• [WORK INSTRUCTIONS]: Keep only the lines where "that" appears.

-------- DATA SECTION

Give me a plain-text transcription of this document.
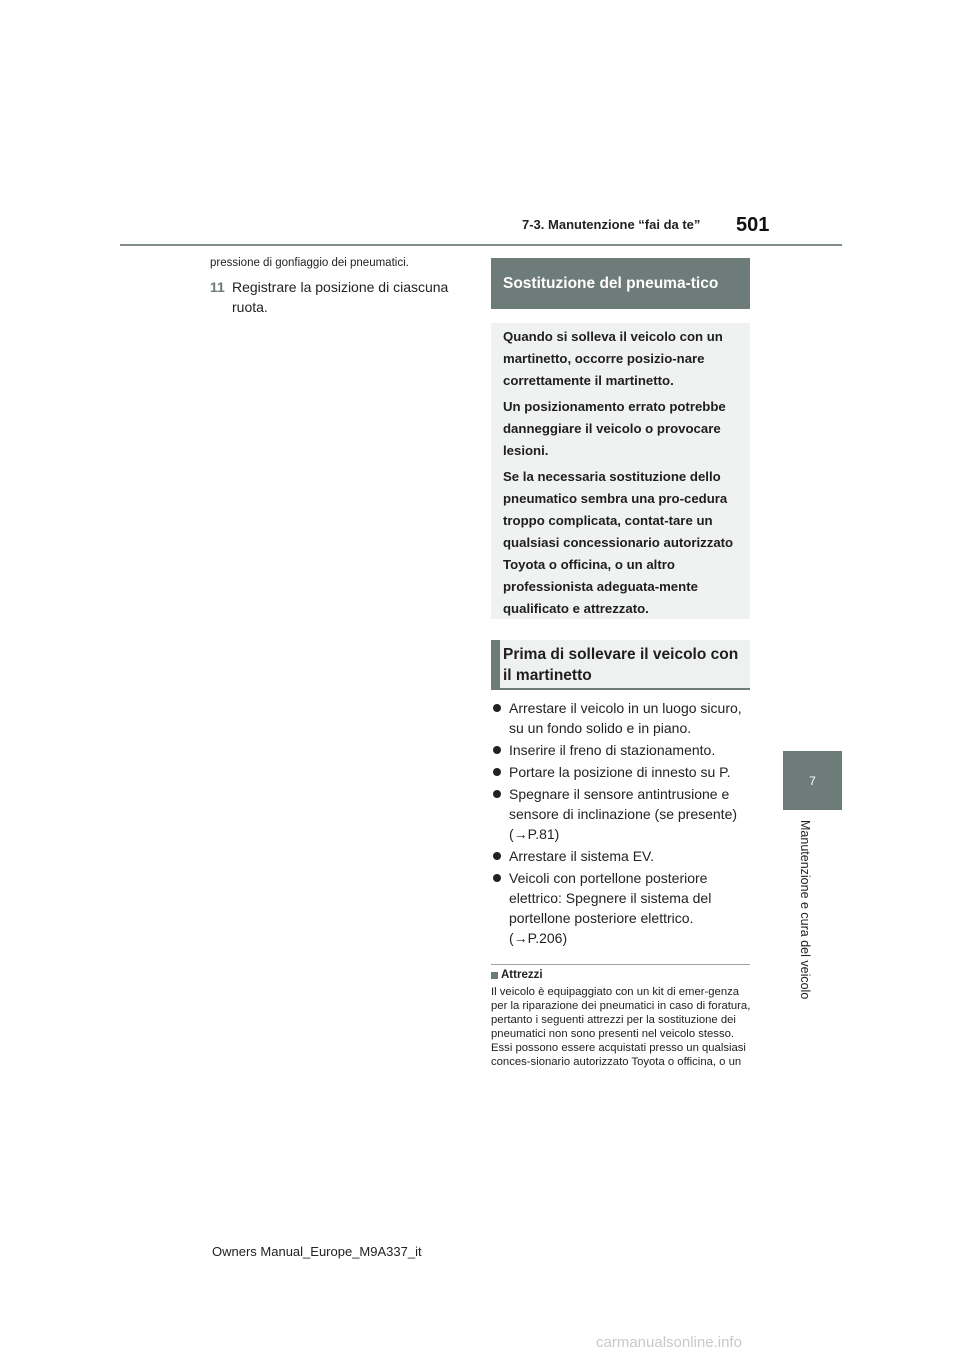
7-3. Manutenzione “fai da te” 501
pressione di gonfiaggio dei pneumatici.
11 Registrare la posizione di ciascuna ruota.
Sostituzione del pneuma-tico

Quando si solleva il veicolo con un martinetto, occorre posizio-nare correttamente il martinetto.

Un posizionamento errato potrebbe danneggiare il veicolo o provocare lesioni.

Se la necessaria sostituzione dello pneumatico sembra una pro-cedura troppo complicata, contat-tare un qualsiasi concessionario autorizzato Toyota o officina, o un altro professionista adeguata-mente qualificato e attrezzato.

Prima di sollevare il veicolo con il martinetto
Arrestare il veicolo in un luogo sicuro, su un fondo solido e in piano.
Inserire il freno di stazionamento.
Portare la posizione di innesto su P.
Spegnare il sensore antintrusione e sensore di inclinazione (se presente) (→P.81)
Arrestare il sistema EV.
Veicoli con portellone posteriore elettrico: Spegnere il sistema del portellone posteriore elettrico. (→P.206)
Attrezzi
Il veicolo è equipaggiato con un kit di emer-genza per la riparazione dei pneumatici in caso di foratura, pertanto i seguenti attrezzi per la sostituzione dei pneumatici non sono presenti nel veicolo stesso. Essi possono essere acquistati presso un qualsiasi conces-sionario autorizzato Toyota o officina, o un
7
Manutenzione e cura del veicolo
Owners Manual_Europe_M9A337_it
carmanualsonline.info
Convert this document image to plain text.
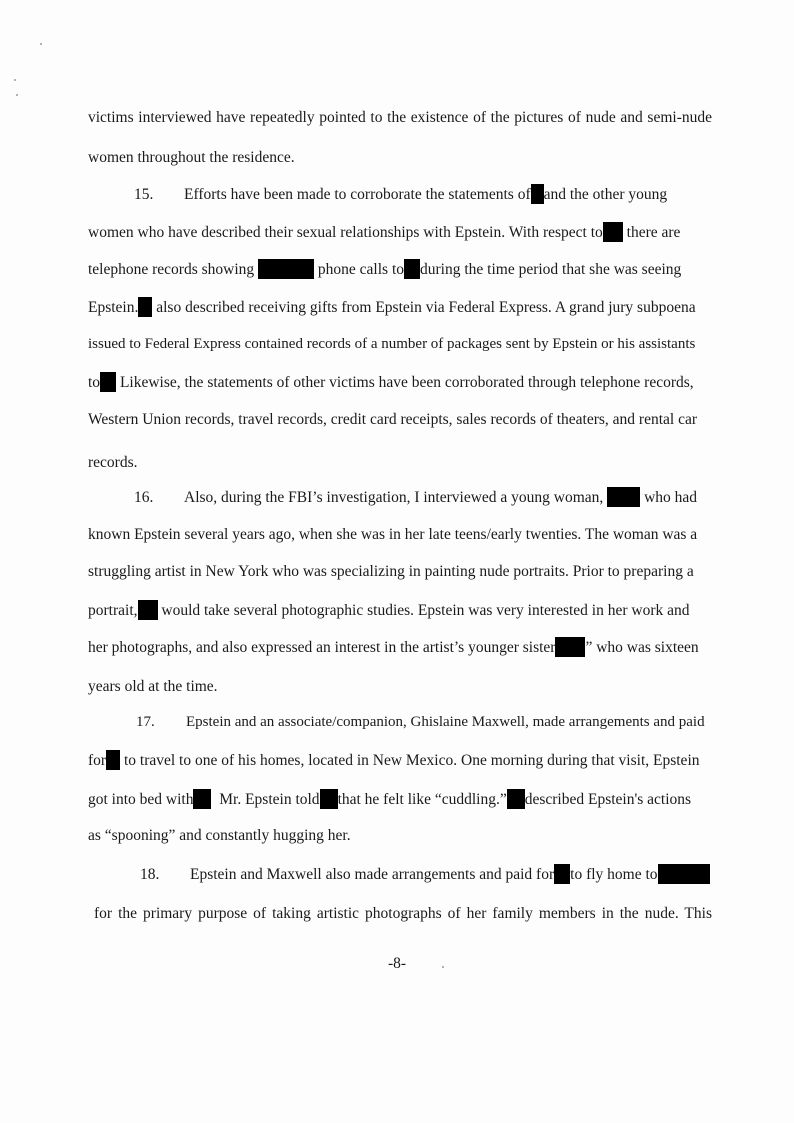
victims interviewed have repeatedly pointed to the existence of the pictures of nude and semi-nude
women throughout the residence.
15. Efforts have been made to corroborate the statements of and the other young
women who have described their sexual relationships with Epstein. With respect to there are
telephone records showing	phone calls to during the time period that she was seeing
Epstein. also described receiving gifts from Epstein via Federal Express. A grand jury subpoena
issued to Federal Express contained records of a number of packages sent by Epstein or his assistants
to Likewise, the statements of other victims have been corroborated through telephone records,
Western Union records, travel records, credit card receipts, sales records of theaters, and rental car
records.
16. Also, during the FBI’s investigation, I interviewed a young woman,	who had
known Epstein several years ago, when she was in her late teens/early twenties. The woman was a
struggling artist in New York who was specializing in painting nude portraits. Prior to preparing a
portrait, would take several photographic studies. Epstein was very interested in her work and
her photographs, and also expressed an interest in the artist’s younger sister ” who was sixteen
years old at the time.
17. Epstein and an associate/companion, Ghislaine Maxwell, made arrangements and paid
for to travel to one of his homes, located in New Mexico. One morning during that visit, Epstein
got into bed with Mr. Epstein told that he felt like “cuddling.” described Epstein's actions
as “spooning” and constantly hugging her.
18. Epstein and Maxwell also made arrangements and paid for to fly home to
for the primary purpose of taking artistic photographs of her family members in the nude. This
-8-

----------------

• [OUTPUT FOR THIS TASK]:
telephone records showing	phone calls to during the time period that she was seeing
for to travel to one of his homes, located in New Mexico. One morning during that visit, Epstein
got into bed with Mr. Epstein told that he felt like “cuddling.” described Epstein's actions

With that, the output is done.